[Exercise materials start]

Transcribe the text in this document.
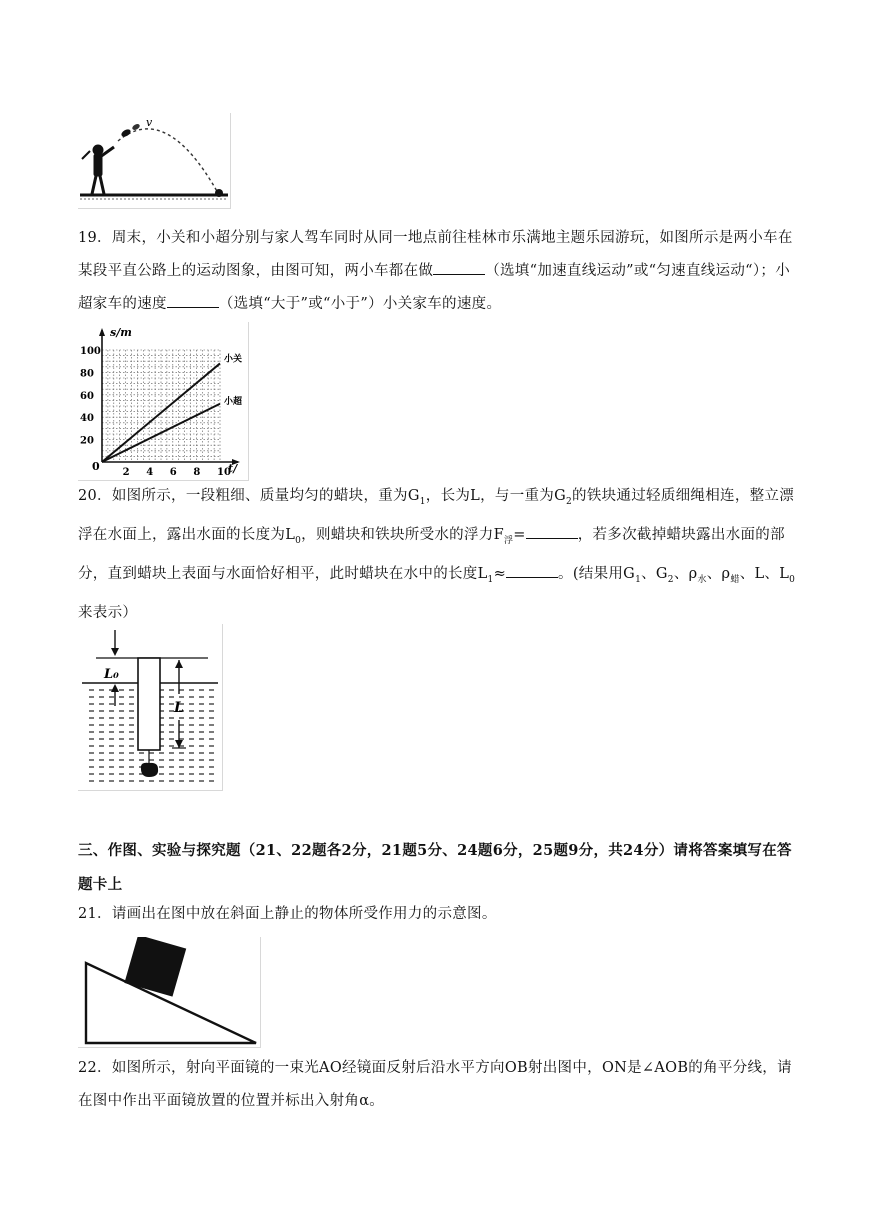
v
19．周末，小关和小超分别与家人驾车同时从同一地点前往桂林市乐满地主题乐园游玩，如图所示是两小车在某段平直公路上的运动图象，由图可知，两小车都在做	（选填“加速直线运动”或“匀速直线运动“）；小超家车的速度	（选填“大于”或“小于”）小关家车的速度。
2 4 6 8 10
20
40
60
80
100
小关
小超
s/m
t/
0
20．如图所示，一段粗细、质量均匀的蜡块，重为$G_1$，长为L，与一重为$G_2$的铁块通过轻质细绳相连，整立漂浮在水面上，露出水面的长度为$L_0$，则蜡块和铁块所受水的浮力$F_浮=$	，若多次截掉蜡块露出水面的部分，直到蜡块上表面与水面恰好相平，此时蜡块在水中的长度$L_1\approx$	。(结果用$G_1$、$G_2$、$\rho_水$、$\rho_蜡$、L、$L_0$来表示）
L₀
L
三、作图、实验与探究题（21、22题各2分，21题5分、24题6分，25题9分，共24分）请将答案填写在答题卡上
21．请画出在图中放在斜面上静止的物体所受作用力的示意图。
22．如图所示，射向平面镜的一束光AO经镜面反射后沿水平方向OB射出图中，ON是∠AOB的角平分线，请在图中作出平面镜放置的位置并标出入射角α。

[Exercise materials end]
[Exercise materials start]

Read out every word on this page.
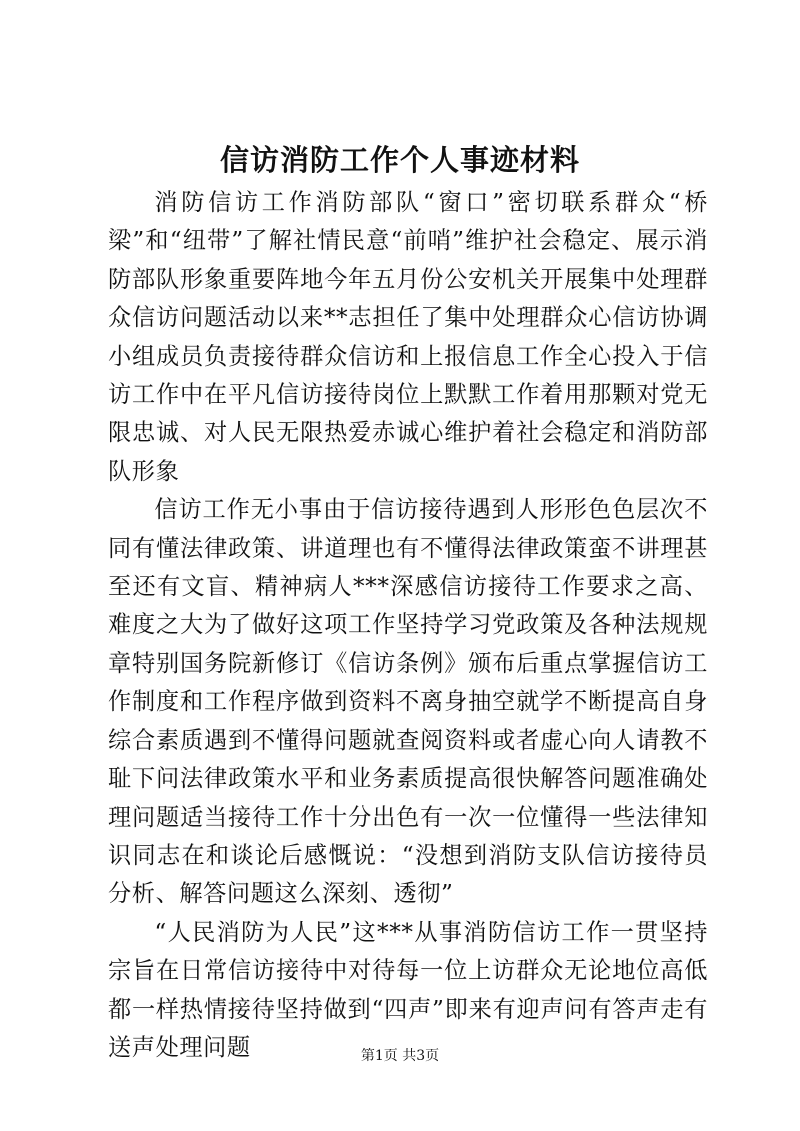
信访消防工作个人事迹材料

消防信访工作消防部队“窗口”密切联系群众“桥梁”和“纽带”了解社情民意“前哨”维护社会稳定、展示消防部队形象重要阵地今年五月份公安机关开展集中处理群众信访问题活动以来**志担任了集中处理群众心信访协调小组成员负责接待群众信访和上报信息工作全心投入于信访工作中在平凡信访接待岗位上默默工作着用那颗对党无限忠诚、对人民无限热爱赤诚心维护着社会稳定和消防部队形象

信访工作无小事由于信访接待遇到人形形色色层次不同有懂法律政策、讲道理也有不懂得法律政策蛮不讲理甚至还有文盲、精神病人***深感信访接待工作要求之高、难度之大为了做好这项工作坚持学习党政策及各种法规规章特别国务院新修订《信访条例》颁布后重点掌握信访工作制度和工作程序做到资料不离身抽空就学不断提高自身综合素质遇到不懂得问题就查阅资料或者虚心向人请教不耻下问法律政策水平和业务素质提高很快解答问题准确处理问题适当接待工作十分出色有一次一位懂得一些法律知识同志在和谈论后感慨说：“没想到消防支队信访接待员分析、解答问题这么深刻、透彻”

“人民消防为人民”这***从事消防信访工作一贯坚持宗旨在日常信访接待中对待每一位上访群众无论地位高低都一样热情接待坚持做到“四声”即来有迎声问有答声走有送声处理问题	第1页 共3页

[Exercise materials end]

Instruction: Copy every line of the listing that contains the word "this".

Solution:
Transcribe the text in this document.
Read out every word on this page.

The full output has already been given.